**WHAT IS EXPECTED**
Beginning at the line containing "Convert this chart", output every line to the end of the data below exactly as it appears.

**RECORDED DATA**
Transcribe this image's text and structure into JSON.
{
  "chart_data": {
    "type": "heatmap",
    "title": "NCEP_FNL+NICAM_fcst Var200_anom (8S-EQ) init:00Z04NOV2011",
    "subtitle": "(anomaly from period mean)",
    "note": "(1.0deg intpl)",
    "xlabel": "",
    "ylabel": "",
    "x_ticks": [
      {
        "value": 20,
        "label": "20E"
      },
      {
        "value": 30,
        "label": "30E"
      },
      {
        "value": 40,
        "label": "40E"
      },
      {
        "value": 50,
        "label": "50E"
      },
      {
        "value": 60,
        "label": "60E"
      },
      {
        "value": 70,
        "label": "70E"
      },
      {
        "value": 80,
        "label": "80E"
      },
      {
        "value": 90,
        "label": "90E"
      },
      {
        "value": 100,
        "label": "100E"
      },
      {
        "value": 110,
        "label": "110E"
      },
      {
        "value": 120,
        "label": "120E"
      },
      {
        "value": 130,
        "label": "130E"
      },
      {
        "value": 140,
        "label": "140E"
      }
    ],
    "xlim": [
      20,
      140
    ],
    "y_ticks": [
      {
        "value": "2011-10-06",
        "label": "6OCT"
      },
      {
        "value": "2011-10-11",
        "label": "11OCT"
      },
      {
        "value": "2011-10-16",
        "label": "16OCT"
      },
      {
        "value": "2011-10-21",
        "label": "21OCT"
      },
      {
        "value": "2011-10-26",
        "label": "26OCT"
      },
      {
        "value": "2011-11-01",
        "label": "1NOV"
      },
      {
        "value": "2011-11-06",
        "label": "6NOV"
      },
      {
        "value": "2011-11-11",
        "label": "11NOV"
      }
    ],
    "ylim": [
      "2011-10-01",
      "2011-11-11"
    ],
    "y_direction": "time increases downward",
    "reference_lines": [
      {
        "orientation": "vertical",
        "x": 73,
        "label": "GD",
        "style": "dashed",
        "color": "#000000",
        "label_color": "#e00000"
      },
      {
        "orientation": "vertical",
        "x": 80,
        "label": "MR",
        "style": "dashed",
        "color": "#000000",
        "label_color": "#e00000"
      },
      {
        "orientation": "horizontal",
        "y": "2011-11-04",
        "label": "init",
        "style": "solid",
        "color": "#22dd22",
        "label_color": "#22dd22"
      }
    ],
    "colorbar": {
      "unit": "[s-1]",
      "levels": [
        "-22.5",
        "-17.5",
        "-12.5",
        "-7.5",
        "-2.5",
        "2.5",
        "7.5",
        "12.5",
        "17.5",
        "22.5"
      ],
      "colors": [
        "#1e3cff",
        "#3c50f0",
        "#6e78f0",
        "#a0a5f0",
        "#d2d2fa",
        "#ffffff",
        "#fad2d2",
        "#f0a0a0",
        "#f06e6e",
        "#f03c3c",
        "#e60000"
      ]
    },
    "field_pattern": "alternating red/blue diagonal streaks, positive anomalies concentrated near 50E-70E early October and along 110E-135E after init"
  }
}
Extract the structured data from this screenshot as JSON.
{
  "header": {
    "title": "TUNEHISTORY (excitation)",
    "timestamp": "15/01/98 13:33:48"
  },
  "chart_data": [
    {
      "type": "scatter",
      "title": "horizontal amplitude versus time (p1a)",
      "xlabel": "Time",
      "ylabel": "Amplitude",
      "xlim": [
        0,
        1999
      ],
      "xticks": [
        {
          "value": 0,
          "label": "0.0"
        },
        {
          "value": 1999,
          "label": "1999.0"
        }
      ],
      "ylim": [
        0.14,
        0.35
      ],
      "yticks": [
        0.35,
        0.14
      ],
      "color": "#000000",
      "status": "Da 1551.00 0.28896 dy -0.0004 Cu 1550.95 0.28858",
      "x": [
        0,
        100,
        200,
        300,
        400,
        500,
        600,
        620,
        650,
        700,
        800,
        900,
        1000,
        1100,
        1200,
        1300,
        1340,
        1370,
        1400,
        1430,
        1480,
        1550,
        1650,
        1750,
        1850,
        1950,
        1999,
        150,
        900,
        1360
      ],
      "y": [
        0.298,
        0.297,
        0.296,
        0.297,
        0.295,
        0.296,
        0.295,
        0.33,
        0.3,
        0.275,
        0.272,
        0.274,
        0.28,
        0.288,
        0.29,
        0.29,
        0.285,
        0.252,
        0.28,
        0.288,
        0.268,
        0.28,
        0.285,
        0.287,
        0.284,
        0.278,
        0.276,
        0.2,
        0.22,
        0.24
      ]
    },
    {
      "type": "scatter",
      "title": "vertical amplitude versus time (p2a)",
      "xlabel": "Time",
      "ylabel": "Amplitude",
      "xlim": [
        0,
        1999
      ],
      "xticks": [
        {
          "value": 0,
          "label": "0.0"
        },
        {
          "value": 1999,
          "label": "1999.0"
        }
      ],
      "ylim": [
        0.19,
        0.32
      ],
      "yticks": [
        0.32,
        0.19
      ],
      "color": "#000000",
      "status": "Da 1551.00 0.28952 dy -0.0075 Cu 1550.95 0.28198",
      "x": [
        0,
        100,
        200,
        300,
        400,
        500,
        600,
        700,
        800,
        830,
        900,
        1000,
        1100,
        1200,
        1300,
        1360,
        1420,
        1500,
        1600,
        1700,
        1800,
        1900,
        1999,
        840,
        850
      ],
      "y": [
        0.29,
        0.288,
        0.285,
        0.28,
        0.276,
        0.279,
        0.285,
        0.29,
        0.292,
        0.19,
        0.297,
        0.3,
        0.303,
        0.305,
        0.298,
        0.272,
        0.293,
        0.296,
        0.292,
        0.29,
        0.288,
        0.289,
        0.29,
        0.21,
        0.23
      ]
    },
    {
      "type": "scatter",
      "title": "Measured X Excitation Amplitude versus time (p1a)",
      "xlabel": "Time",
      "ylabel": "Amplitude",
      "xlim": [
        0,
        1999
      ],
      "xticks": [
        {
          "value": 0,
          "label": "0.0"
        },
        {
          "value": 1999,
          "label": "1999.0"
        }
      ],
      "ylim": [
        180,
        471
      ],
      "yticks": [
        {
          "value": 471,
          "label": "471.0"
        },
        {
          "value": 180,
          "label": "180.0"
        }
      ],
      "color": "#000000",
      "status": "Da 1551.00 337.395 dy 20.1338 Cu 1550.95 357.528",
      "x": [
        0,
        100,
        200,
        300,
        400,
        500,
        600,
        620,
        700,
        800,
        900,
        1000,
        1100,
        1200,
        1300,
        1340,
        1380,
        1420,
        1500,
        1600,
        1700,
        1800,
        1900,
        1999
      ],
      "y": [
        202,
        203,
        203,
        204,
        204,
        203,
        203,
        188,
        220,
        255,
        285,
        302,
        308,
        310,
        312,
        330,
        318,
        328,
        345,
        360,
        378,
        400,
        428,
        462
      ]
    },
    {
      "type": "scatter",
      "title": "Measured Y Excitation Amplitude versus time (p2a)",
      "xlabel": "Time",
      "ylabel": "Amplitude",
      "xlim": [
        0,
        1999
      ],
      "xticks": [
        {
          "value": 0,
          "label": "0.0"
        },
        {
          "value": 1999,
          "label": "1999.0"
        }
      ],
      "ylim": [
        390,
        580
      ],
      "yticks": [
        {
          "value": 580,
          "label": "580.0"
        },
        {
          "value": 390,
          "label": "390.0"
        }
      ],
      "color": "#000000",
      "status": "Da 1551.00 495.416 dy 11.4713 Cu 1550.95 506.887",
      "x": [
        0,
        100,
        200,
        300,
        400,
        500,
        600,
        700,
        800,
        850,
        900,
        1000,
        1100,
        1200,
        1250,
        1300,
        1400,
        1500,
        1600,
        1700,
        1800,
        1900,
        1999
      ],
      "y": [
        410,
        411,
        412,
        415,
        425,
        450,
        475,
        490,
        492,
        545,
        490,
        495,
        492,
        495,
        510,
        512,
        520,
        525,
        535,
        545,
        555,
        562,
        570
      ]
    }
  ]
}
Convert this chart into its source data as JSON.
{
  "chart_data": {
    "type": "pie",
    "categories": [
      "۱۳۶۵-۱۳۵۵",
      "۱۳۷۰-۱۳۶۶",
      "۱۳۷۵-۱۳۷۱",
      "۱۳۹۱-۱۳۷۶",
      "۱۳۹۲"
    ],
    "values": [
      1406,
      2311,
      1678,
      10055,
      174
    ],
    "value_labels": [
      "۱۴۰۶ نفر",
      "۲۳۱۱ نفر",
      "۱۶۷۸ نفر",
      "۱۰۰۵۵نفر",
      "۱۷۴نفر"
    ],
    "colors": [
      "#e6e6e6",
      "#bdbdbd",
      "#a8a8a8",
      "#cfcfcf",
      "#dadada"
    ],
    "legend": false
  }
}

**EXERCISE RESULT**
Convert this chart into its source data as JSON.
{
  "chart_data": {
    "type": "pie",
    "categories": [
      "۱۳۶۵-۱۳۵۵",
      "۱۳۷۰-۱۳۶۶",
      "۱۳۷۵-۱۳۷۱",
      "۱۳۹۱-۱۳۷۶",
      "۱۳۹۲"
    ],
    "values": [
      1406,
      2311,
      1678,
      10055,
      174
    ],
    "value_labels": [
      "۱۴۰۶ نفر",
      "۲۳۱۱ نفر",
      "۱۶۷۸ نفر",
      "۱۰۰۵۵نفر",
      "۱۷۴نفر"
    ],
    "colors": [
      "#e6e6e6",
      "#bdbdbd",
      "#a8a8a8",
      "#cfcfcf",
      "#dadada"
    ],
    "legend": false
  }
}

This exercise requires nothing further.